> _Task statement_
Here are some records; copy every line that holds the word "sous".

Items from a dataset
★ ★ ★ ★ ★ ★ ★
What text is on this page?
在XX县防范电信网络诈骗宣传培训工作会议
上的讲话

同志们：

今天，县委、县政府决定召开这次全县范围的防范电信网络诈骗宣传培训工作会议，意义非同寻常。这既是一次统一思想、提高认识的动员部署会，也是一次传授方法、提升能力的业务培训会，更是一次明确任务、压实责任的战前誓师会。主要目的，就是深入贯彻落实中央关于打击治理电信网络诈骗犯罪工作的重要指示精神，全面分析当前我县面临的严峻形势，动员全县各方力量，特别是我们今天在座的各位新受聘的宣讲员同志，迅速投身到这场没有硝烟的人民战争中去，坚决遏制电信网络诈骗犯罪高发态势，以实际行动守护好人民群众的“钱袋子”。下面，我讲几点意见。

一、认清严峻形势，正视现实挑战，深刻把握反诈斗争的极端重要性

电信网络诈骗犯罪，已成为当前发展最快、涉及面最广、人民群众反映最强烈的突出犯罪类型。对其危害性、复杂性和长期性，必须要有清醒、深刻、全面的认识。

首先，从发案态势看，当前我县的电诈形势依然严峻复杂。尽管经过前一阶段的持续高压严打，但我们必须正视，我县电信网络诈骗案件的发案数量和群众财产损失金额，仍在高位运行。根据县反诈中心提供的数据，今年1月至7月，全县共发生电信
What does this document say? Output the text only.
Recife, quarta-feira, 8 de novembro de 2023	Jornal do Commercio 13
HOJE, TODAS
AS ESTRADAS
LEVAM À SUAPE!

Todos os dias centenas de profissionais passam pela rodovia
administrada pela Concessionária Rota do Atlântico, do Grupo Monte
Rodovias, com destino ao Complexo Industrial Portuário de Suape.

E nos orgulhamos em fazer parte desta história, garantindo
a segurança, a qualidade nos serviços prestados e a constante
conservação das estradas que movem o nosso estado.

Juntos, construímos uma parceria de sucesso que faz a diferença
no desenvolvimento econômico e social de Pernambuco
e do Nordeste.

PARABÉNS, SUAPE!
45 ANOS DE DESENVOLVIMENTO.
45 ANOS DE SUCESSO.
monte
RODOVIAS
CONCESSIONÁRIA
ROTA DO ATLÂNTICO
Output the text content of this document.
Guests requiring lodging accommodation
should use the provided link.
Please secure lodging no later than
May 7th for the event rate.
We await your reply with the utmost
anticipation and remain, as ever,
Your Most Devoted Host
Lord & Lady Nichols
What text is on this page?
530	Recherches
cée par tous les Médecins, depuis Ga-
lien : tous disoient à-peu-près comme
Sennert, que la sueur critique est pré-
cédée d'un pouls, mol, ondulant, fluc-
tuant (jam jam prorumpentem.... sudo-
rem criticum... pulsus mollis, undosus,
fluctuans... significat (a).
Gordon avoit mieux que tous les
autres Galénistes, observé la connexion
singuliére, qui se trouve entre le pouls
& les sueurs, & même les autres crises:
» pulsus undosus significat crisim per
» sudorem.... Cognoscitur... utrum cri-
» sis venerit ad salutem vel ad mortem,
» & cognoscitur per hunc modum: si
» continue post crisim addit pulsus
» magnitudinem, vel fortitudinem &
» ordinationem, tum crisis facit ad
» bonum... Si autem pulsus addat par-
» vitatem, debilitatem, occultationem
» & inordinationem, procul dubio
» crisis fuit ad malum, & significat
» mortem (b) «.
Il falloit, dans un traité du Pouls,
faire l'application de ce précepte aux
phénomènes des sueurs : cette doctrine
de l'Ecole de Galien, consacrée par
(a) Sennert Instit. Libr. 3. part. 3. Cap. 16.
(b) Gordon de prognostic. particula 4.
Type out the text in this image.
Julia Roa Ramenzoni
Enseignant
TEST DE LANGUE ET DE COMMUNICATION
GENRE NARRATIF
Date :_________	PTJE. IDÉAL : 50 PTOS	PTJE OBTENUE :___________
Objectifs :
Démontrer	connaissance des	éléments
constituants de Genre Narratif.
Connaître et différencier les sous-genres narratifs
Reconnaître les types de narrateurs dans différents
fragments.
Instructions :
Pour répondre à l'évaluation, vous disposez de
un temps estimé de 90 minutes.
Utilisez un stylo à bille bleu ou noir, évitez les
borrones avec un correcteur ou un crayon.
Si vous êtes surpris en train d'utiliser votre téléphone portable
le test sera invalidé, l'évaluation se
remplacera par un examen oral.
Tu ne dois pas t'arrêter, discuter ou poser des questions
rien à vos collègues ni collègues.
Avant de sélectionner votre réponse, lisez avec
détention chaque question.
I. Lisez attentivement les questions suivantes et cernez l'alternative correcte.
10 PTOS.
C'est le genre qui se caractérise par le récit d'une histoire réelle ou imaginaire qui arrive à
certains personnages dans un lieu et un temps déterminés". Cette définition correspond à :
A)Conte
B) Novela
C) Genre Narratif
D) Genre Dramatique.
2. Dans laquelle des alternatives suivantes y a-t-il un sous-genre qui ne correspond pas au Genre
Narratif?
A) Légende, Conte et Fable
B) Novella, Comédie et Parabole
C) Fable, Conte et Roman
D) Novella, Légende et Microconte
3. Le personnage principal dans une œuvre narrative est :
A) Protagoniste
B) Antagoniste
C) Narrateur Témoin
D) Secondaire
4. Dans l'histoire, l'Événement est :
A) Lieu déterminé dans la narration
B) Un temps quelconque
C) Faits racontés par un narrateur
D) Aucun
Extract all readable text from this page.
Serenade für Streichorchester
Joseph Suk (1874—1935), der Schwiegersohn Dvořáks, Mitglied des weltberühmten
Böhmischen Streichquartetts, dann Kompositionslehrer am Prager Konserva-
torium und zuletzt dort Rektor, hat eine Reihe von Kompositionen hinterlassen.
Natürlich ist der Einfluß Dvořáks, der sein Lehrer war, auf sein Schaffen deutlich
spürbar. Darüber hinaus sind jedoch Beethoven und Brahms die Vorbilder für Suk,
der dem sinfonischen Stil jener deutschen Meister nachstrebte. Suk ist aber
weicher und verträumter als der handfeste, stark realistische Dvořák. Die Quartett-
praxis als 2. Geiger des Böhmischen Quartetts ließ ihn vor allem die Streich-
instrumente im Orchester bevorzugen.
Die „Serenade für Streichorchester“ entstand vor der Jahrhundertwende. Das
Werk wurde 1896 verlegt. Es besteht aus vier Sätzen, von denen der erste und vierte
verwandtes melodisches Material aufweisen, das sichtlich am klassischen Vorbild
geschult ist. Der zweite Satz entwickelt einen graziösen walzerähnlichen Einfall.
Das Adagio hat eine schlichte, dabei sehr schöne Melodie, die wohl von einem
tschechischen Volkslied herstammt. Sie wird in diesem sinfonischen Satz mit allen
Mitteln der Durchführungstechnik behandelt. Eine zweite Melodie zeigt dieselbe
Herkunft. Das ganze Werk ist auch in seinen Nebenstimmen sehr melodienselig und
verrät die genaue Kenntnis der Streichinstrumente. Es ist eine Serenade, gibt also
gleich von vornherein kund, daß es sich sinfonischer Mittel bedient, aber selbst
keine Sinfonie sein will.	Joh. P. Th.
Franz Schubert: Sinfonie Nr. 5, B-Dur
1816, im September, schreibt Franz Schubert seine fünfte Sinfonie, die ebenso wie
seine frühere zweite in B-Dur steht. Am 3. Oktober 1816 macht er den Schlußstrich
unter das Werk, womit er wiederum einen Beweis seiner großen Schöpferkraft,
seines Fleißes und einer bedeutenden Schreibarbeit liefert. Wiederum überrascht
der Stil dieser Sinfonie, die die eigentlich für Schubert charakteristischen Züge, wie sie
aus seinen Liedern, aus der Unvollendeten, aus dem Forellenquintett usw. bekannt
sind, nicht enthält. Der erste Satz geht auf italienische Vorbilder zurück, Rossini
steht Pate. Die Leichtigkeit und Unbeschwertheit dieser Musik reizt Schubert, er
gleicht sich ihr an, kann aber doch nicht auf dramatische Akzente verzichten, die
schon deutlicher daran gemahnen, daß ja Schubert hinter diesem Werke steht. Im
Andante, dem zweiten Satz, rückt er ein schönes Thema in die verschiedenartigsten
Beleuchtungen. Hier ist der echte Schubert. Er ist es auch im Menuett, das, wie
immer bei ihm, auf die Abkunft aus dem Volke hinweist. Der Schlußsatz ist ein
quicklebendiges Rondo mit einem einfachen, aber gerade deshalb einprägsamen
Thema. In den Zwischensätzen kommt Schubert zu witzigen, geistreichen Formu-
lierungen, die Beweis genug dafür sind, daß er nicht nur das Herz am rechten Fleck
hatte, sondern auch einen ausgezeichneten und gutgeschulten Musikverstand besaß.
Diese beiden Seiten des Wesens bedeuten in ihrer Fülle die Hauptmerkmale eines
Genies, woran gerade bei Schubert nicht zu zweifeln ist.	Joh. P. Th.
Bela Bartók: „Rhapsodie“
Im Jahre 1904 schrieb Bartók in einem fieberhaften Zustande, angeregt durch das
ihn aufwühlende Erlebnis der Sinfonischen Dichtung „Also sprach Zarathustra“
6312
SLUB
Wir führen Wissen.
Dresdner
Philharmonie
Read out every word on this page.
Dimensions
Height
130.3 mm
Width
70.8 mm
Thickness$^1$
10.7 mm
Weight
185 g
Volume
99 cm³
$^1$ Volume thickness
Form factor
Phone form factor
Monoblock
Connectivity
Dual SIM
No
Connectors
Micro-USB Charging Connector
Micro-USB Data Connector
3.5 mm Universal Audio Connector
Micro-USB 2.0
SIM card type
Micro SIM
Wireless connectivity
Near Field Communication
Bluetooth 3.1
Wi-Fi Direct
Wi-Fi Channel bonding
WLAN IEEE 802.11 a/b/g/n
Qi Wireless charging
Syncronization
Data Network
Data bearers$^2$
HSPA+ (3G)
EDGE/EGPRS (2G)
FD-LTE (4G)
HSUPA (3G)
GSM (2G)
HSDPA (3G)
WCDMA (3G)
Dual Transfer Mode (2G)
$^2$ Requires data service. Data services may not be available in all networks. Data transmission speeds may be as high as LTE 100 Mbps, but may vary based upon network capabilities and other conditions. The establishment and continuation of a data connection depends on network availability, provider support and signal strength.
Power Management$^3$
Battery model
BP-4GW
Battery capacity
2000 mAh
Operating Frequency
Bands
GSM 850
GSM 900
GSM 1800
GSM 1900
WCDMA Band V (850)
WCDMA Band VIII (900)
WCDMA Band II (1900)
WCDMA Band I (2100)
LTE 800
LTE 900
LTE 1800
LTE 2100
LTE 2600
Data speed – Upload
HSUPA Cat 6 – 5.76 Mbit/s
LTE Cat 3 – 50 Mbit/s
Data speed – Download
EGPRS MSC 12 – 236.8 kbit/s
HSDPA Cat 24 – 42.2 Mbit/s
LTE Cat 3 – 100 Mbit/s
★ ★ ★ ★ ★ ★ ★
> _Result of the exercise_
Connaître et différencier les sous-genres narratifs
2. Dans laquelle des alternatives suivantes y a-t-il un sous-genre qui ne correspond pas au Genre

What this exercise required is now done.